Green Day Pleases Old and New With Surprise Shows

Series of surprise shows draws praise

The last time I saw Green Day headlining, they were playing the Paradise Lounge in 1994.  MTV had yet to carpet-bomb the world with the  "Longview" video, but there was a definite whiff of something in the air.  Excitement?  Expectation?  East Bay "chronic?" 

Whatever, it was plain to see that these Bay Area natives were going to move on to bigger venues very soon indeed. 
The intervening years saw my interest in the band dim, as they became a stadium-swelling mega-brand, but I was pleased to see the angry anti-Bush rant of "American Idiot" touch a popular nerve and sell over 12 million records. 
Good for the local lads.

So it was with some surprise that I found myself outside the DNA Lounge on Thursday night, about to see Green Day with my old college roommate, who had managed to score tickets to a show that sold out in 12 minutes.

The crowd inside was a cross-section of aging Gilman Street punks and giddy Live 105 alternateens.  It's unnerving to see children at the DNA Lounge, but quite a number of "cool parents" had their offspring in tow.  (Note to those kids:  if you enjoyed yourselves, now would be a good time to write a nice letter to the A.B.C., which is engaged in a witch hunt to strip the DNA Lounge of its license.  This is entirely related to the fact they host all-ages shows like this one).
------------------------------------------------------------
### TASK LIST
(1) In the Green Day review, how fast did the Thursday-night DNA Lounge show sell out?
(2) Reproduce the part of the Green Day review between "The last time" and "the local lads.", inclusive.
------------------------------------------------------------
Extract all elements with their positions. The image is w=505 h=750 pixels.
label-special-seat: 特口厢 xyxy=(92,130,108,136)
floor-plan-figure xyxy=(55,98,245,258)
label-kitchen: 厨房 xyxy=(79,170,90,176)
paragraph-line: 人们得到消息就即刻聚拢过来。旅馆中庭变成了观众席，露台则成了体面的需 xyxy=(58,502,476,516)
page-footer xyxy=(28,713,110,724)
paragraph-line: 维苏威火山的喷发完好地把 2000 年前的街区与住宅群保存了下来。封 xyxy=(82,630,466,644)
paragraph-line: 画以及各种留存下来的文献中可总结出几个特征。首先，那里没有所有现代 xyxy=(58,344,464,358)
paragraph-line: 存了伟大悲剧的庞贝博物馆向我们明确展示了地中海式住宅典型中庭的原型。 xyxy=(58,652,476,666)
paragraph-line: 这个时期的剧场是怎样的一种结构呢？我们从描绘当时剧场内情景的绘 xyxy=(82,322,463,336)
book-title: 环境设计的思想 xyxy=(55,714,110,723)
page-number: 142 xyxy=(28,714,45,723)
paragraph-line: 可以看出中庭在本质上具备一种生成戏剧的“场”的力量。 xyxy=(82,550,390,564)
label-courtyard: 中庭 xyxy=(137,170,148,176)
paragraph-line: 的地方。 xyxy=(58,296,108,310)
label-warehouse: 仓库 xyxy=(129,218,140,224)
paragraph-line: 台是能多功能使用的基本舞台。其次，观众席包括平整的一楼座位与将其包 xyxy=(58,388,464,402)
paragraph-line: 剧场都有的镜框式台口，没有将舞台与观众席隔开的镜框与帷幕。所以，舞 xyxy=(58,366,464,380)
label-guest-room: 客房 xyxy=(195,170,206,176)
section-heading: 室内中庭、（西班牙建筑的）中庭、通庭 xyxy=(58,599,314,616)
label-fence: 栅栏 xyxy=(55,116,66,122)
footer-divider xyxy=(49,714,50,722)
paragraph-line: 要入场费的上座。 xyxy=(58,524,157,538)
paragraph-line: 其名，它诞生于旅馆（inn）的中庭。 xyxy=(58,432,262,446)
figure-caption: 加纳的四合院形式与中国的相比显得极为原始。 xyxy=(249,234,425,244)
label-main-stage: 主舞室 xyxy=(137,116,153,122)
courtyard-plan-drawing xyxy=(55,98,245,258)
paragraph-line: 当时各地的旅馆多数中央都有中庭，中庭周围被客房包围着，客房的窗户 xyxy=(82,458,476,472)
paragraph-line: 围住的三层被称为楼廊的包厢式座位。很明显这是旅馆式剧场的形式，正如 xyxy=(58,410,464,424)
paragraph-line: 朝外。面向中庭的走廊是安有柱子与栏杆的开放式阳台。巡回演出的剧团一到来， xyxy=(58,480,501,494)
------------------------------------------------------------
### YOUR WRITTEN ANSWERS
(1) It sold out in 12 minutes.

(2)
The last time I saw Green Day headlining, they were playing the Paradise Lounge in 1994.  MTV had yet to carpet-bomb the world with the  "Longview" video, but there was a definite whiff of something in the air.  Excitement?  Expectation?  East Bay "chronic?" 

Whatever, it was plain to see that these Bay Area natives were going to move on to bigger venues very soon indeed. 
The intervening years saw my interest in the band dim, as they became a stadium-swelling mega-brand, but I was pleased to see the angry anti-Bush rant of "American Idiot" touch a popular nerve and sell over 12 million records. 
Good for the local lads.